## start WORKING DATA
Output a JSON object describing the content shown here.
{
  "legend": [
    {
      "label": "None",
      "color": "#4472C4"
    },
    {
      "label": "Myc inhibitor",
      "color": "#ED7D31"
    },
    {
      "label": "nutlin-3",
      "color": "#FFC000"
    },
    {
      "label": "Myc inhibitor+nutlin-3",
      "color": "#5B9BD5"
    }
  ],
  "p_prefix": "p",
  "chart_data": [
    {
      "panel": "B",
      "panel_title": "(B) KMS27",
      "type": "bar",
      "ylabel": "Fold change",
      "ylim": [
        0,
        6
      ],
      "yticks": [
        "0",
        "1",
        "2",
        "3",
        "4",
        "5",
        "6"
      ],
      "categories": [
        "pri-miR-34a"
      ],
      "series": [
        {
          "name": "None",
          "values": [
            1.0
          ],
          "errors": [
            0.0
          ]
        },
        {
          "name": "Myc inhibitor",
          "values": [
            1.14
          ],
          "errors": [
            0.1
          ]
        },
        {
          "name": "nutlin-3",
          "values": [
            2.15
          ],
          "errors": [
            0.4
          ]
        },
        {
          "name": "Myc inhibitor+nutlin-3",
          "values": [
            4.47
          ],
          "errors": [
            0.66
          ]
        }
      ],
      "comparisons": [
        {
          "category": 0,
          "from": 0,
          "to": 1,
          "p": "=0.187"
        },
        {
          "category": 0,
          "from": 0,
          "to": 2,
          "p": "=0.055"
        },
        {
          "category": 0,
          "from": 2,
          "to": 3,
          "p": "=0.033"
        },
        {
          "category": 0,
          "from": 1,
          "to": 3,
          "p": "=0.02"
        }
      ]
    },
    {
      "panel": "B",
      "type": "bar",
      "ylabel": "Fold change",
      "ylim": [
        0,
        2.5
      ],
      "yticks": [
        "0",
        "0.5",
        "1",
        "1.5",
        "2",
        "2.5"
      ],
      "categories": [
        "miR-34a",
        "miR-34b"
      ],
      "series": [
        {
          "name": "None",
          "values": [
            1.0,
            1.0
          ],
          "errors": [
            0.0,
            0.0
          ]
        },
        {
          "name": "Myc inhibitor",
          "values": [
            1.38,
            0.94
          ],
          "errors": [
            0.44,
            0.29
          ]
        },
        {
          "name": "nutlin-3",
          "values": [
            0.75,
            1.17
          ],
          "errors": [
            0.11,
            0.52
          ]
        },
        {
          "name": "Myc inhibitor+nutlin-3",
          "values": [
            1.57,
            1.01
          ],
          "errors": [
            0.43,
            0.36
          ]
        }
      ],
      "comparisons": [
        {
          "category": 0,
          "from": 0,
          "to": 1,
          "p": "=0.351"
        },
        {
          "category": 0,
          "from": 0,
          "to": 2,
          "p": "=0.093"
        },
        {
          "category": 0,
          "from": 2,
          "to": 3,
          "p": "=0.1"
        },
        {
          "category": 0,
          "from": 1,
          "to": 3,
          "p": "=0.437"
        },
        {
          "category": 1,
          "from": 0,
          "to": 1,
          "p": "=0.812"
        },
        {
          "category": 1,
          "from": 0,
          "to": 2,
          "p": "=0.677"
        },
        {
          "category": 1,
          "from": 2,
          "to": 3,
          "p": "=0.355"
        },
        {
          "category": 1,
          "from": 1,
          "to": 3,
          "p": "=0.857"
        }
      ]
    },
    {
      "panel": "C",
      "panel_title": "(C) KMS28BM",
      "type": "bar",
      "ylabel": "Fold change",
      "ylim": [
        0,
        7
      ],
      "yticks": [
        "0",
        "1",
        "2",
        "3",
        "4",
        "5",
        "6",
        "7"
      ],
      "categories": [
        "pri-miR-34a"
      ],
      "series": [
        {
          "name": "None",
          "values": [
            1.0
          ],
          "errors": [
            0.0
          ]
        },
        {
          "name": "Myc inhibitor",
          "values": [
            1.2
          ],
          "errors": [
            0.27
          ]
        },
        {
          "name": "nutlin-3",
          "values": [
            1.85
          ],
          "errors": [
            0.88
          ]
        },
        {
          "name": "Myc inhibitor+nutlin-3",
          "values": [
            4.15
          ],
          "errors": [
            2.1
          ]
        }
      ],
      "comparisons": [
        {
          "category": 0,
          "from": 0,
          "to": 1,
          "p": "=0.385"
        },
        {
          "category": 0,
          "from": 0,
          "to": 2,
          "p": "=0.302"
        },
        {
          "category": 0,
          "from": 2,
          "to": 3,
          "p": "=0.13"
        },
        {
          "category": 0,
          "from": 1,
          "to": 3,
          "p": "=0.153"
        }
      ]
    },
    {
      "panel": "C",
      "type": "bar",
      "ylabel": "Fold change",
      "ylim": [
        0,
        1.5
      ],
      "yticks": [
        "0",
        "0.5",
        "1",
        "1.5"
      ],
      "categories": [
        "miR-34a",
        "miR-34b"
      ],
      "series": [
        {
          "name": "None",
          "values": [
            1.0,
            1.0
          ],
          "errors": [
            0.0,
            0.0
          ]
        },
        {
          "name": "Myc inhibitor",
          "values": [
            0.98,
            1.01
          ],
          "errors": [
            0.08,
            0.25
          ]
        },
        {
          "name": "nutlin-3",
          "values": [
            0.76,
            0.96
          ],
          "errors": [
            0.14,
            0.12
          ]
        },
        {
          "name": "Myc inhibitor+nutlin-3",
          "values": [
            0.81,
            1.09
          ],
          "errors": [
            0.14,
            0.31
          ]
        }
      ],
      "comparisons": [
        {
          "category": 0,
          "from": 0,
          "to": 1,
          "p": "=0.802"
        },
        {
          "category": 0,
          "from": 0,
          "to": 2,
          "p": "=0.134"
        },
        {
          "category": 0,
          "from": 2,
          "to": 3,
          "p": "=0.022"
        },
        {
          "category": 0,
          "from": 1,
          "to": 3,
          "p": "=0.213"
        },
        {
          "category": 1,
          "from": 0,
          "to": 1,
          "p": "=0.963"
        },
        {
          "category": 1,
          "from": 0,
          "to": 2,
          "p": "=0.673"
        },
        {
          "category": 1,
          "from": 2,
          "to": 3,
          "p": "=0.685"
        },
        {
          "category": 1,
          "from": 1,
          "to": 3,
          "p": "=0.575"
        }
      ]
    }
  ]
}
## end WORKING DATA
WHAT YOU NEED TO DO: Print out the whole listing exactly as it appears.

EXERCISE ANSWER:
Output a JSON object describing the content shown here.
{
  "legend": [
    {
      "label": "None",
      "color": "#4472C4"
    },
    {
      "label": "Myc inhibitor",
      "color": "#ED7D31"
    },
    {
      "label": "nutlin-3",
      "color": "#FFC000"
    },
    {
      "label": "Myc inhibitor+nutlin-3",
      "color": "#5B9BD5"
    }
  ],
  "p_prefix": "p",
  "chart_data": [
    {
      "panel": "B",
      "panel_title": "(B) KMS27",
      "type": "bar",
      "ylabel": "Fold change",
      "ylim": [
        0,
        6
      ],
      "yticks": [
        "0",
        "1",
        "2",
        "3",
        "4",
        "5",
        "6"
      ],
      "categories": [
        "pri-miR-34a"
      ],
      "series": [
        {
          "name": "None",
          "values": [
            1.0
          ],
          "errors": [
            0.0
          ]
        },
        {
          "name": "Myc inhibitor",
          "values": [
            1.14
          ],
          "errors": [
            0.1
          ]
        },
        {
          "name": "nutlin-3",
          "values": [
            2.15
          ],
          "errors": [
            0.4
          ]
        },
        {
          "name": "Myc inhibitor+nutlin-3",
          "values": [
            4.47
          ],
          "errors": [
            0.66
          ]
        }
      ],
      "comparisons": [
        {
          "category": 0,
          "from": 0,
          "to": 1,
          "p": "=0.187"
        },
        {
          "category": 0,
          "from": 0,
          "to": 2,
          "p": "=0.055"
        },
        {
          "category": 0,
          "from": 2,
          "to": 3,
          "p": "=0.033"
        },
        {
          "category": 0,
          "from": 1,
          "to": 3,
          "p": "=0.02"
        }
      ]
    },
    {
      "panel": "B",
      "type": "bar",
      "ylabel": "Fold change",
      "ylim": [
        0,
        2.5
      ],
      "yticks": [
        "0",
        "0.5",
        "1",
        "1.5",
        "2",
        "2.5"
      ],
      "categories": [
        "miR-34a",
        "miR-34b"
      ],
      "series": [
        {
          "name": "None",
          "values": [
            1.0,
            1.0
          ],
          "errors": [
            0.0,
            0.0
          ]
        },
        {
          "name": "Myc inhibitor",
          "values": [
            1.38,
            0.94
          ],
          "errors": [
            0.44,
            0.29
          ]
        },
        {
          "name": "nutlin-3",
          "values": [
            0.75,
            1.17
          ],
          "errors": [
            0.11,
            0.52
          ]
        },
        {
          "name": "Myc inhibitor+nutlin-3",
          "values": [
            1.57,
            1.01
          ],
          "errors": [
            0.43,
            0.36
          ]
        }
      ],
      "comparisons": [
        {
          "category": 0,
          "from": 0,
          "to": 1,
          "p": "=0.351"
        },
        {
          "category": 0,
          "from": 0,
          "to": 2,
          "p": "=0.093"
        },
        {
          "category": 0,
          "from": 2,
          "to": 3,
          "p": "=0.1"
        },
        {
          "category": 0,
          "from": 1,
          "to": 3,
          "p": "=0.437"
        },
        {
          "category": 1,
          "from": 0,
          "to": 1,
          "p": "=0.812"
        },
        {
          "category": 1,
          "from": 0,
          "to": 2,
          "p": "=0.677"
        },
        {
          "category": 1,
          "from": 2,
          "to": 3,
          "p": "=0.355"
        },
        {
          "category": 1,
          "from": 1,
          "to": 3,
          "p": "=0.857"
        }
      ]
    },
    {
      "panel": "C",
      "panel_title": "(C) KMS28BM",
      "type": "bar",
      "ylabel": "Fold change",
      "ylim": [
        0,
        7
      ],
      "yticks": [
        "0",
        "1",
        "2",
        "3",
        "4",
        "5",
        "6",
        "7"
      ],
      "categories": [
        "pri-miR-34a"
      ],
      "series": [
        {
          "name": "None",
          "values": [
            1.0
          ],
          "errors": [
            0.0
          ]
        },
        {
          "name": "Myc inhibitor",
          "values": [
            1.2
          ],
          "errors": [
            0.27
          ]
        },
        {
          "name": "nutlin-3",
          "values": [
            1.85
          ],
          "errors": [
            0.88
          ]
        },
        {
          "name": "Myc inhibitor+nutlin-3",
          "values": [
            4.15
          ],
          "errors": [
            2.1
          ]
        }
      ],
      "comparisons": [
        {
          "category": 0,
          "from": 0,
          "to": 1,
          "p": "=0.385"
        },
        {
          "category": 0,
          "from": 0,
          "to": 2,
          "p": "=0.302"
        },
        {
          "category": 0,
          "from": 2,
          "to": 3,
          "p": "=0.13"
        },
        {
          "category": 0,
          "from": 1,
          "to": 3,
          "p": "=0.153"
        }
      ]
    },
    {
      "panel": "C",
      "type": "bar",
      "ylabel": "Fold change",
      "ylim": [
        0,
        1.5
      ],
      "yticks": [
        "0",
        "0.5",
        "1",
        "1.5"
      ],
      "categories": [
        "miR-34a",
        "miR-34b"
      ],
      "series": [
        {
          "name": "None",
          "values": [
            1.0,
            1.0
          ],
          "errors": [
            0.0,
            0.0
          ]
        },
        {
          "name": "Myc inhibitor",
          "values": [
            0.98,
            1.01
          ],
          "errors": [
            0.08,
            0.25
          ]
        },
        {
          "name": "nutlin-3",
          "values": [
            0.76,
            0.96
          ],
          "errors": [
            0.14,
            0.12
          ]
        },
        {
          "name": "Myc inhibitor+nutlin-3",
          "values": [
            0.81,
            1.09
          ],
          "errors": [
            0.14,
            0.31
          ]
        }
      ],
      "comparisons": [
        {
          "category": 0,
          "from": 0,
          "to": 1,
          "p": "=0.802"
        },
        {
          "category": 0,
          "from": 0,
          "to": 2,
          "p": "=0.134"
        },
        {
          "category": 0,
          "from": 2,
          "to": 3,
          "p": "=0.022"
        },
        {
          "category": 0,
          "from": 1,
          "to": 3,
          "p": "=0.213"
        },
        {
          "category": 1,
          "from": 0,
          "to": 1,
          "p": "=0.963"
        },
        {
          "category": 1,
          "from": 0,
          "to": 2,
          "p": "=0.673"
        },
        {
          "category": 1,
          "from": 2,
          "to": 3,
          "p": "=0.685"
        },
        {
          "category": 1,
          "from": 1,
          "to": 3,
          "p": "=0.575"
        }
      ]
    }
  ]
}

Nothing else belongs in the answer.